GOAL: List every line in this data where the string "work" occurs.

Saved entries:
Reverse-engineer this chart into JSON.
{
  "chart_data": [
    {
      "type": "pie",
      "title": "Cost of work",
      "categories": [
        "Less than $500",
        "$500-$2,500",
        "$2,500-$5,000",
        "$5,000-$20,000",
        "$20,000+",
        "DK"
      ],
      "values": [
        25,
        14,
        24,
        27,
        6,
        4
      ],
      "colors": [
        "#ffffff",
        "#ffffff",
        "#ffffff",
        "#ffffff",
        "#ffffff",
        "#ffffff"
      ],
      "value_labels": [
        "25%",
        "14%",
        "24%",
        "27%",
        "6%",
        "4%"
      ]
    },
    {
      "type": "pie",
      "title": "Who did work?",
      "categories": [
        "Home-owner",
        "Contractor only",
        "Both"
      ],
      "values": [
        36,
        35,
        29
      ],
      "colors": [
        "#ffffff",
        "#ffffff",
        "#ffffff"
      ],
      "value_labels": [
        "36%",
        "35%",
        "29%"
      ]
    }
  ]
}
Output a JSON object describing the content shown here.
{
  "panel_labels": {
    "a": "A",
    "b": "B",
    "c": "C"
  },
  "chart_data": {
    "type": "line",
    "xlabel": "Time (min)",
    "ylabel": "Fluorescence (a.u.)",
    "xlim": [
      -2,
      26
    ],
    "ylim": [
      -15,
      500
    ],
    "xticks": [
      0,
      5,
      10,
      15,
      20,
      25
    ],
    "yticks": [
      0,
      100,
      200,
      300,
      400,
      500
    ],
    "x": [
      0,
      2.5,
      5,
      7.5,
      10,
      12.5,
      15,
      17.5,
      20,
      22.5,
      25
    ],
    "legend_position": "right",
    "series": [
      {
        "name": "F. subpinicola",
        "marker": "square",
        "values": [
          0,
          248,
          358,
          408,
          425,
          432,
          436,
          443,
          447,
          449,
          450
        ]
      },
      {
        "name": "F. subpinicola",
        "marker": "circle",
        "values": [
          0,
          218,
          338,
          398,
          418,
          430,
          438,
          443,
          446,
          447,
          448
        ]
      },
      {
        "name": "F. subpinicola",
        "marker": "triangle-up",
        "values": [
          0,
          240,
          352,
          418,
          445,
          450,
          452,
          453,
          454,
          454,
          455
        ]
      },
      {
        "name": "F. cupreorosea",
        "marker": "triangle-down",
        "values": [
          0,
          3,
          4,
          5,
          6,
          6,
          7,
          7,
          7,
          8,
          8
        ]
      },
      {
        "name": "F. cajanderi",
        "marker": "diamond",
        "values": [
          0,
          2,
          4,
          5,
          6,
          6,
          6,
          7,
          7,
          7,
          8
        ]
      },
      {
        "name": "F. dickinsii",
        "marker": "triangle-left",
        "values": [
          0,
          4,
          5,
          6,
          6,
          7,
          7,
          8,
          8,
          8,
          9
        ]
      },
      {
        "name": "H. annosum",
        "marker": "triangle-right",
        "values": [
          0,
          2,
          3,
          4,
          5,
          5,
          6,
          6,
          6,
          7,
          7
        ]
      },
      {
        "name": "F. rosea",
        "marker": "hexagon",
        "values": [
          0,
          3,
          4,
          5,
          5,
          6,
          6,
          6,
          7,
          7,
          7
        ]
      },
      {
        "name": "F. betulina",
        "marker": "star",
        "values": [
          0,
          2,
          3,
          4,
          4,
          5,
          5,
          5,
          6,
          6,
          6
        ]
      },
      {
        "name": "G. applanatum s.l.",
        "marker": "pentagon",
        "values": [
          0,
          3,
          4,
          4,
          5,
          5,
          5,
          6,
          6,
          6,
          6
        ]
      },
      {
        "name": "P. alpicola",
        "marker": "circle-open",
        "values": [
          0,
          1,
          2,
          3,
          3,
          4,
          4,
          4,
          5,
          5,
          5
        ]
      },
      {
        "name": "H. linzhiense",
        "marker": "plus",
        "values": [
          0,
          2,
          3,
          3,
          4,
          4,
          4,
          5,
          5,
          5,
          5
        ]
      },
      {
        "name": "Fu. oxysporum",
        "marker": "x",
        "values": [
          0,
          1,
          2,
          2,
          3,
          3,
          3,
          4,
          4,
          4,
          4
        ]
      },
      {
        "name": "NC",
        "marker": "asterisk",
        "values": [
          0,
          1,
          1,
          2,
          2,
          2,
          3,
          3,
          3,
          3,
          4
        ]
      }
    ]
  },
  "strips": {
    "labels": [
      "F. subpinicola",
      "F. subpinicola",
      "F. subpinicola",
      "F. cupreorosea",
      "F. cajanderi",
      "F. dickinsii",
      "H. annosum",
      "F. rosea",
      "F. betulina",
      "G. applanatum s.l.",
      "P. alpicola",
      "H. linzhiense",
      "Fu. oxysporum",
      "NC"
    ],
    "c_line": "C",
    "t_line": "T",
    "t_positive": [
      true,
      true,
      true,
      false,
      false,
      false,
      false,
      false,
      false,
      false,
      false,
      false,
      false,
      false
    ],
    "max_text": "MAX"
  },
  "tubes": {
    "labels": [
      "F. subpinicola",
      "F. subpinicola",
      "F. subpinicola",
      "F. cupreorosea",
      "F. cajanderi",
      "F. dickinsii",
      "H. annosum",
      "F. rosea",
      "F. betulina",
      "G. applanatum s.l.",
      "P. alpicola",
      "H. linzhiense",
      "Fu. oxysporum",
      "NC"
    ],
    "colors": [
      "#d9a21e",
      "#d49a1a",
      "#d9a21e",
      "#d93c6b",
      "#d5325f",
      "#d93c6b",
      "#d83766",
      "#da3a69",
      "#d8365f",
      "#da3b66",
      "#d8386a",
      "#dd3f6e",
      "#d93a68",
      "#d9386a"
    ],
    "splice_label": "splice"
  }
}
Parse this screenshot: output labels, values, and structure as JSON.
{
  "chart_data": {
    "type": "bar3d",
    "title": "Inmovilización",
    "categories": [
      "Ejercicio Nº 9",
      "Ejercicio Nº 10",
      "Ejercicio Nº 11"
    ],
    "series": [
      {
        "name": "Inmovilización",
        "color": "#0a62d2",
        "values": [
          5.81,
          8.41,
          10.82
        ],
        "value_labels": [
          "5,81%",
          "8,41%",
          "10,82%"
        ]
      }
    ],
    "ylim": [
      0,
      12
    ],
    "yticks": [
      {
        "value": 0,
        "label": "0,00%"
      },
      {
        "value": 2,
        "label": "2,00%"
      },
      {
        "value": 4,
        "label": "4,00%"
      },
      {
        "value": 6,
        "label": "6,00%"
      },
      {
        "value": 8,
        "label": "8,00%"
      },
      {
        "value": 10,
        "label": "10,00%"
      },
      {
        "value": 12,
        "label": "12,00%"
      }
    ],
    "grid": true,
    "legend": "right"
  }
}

THE RESULT:
      "title": "Cost of work",
      "title": "Who did work?",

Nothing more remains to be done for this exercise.